# BRIEF
Give back the full listing, character for character, with no pictures.

# GIVEN RECORDS

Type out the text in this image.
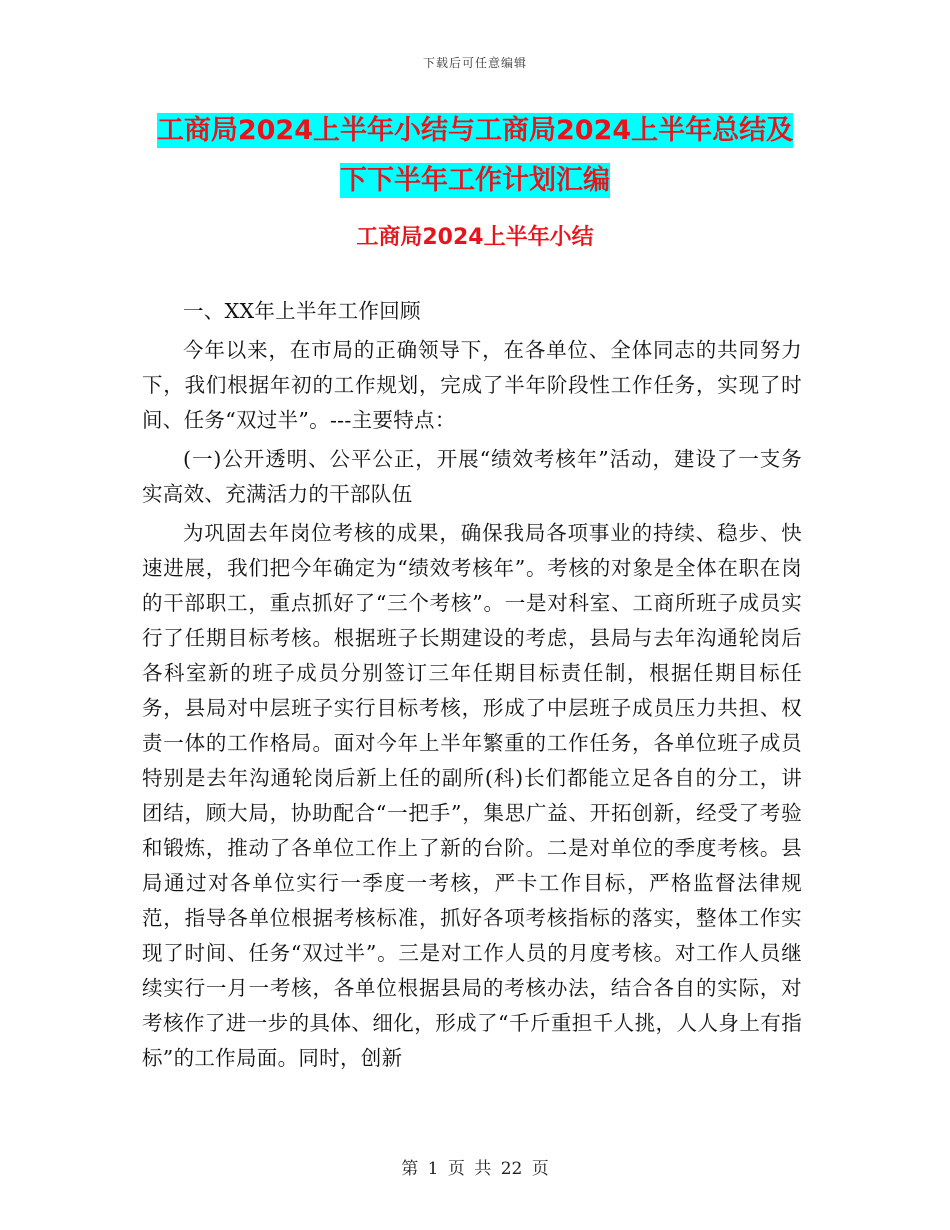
下载后可任意编辑
工商局2024上半年小结与工商局2024上半年总结及
下下半年工作计划汇编
工商局2024上半年小结

一、XX年上半年工作回顾

今年以来，在市局的正确领导下，在各单位、全体同志的共同努力下，我们根据年初的工作规划，完成了半年阶段性工作任务，实现了时间、任务“双过半”。---主要特点：

(一)公开透明、公平公正，开展“绩效考核年”活动，建设了一支务实高效、充满活力的干部队伍

为巩固去年岗位考核的成果，确保我局各项事业的持续、稳步、快速进展，我们把今年确定为“绩效考核年”。考核的对象是全体在职在岗的干部职工，重点抓好了“三个考核”。一是对科室、工商所班子成员实行了任期目标考核。根据班子长期建设的考虑，县局与去年沟通轮岗后各科室新的班子成员分别签订三年任期目标责任制，根据任期目标任务，县局对中层班子实行目标考核，形成了中层班子成员压力共担、权责一体的工作格局。面对今年上半年繁重的工作任务，各单位班子成员特别是去年沟通轮岗后新上任的副所(科)长们都能立足各自的分工，讲团结，顾大局，协助配合“一把手”，集思广益、开拓创新，经受了考验和锻炼，推动了各单位工作上了新的台阶。二是对单位的季度考核。县局通过对各单位实行一季度一考核，严卡工作目标，严格监督法律规范，指导各单位根据考核标准，抓好各项考核指标的落实，整体工作实现了时间、任务“双过半”。三是对工作人员的月度考核。对工作人员继续实行一月一考核，各单位根据县局的考核办法，结合各自的实际，对考核作了进一步的具体、细化，形成了“千斤重担千人挑，人人身上有指标”的工作局面。同时，创新

第 1 页 共 22 页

# REPLY TO THE EXERCISE
Type out the text in this image.
下载后可任意编辑
工商局2024上半年小结与工商局2024上半年总结及
下下半年工作计划汇编
工商局2024上半年小结

一、XX年上半年工作回顾

今年以来，在市局的正确领导下，在各单位、全体同志的共同努力下，我们根据年初的工作规划，完成了半年阶段性工作任务，实现了时间、任务“双过半”。---主要特点：

(一)公开透明、公平公正，开展“绩效考核年”活动，建设了一支务实高效、充满活力的干部队伍

为巩固去年岗位考核的成果，确保我局各项事业的持续、稳步、快速进展，我们把今年确定为“绩效考核年”。考核的对象是全体在职在岗的干部职工，重点抓好了“三个考核”。一是对科室、工商所班子成员实行了任期目标考核。根据班子长期建设的考虑，县局与去年沟通轮岗后各科室新的班子成员分别签订三年任期目标责任制，根据任期目标任务，县局对中层班子实行目标考核，形成了中层班子成员压力共担、权责一体的工作格局。面对今年上半年繁重的工作任务，各单位班子成员特别是去年沟通轮岗后新上任的副所(科)长们都能立足各自的分工，讲团结，顾大局，协助配合“一把手”，集思广益、开拓创新，经受了考验和锻炼，推动了各单位工作上了新的台阶。二是对单位的季度考核。县局通过对各单位实行一季度一考核，严卡工作目标，严格监督法律规范，指导各单位根据考核标准，抓好各项考核指标的落实，整体工作实现了时间、任务“双过半”。三是对工作人员的月度考核。对工作人员继续实行一月一考核，各单位根据县局的考核办法，结合各自的实际，对考核作了进一步的具体、细化，形成了“千斤重担千人挑，人人身上有指标”的工作局面。同时，创新

第 1 页 共 22 页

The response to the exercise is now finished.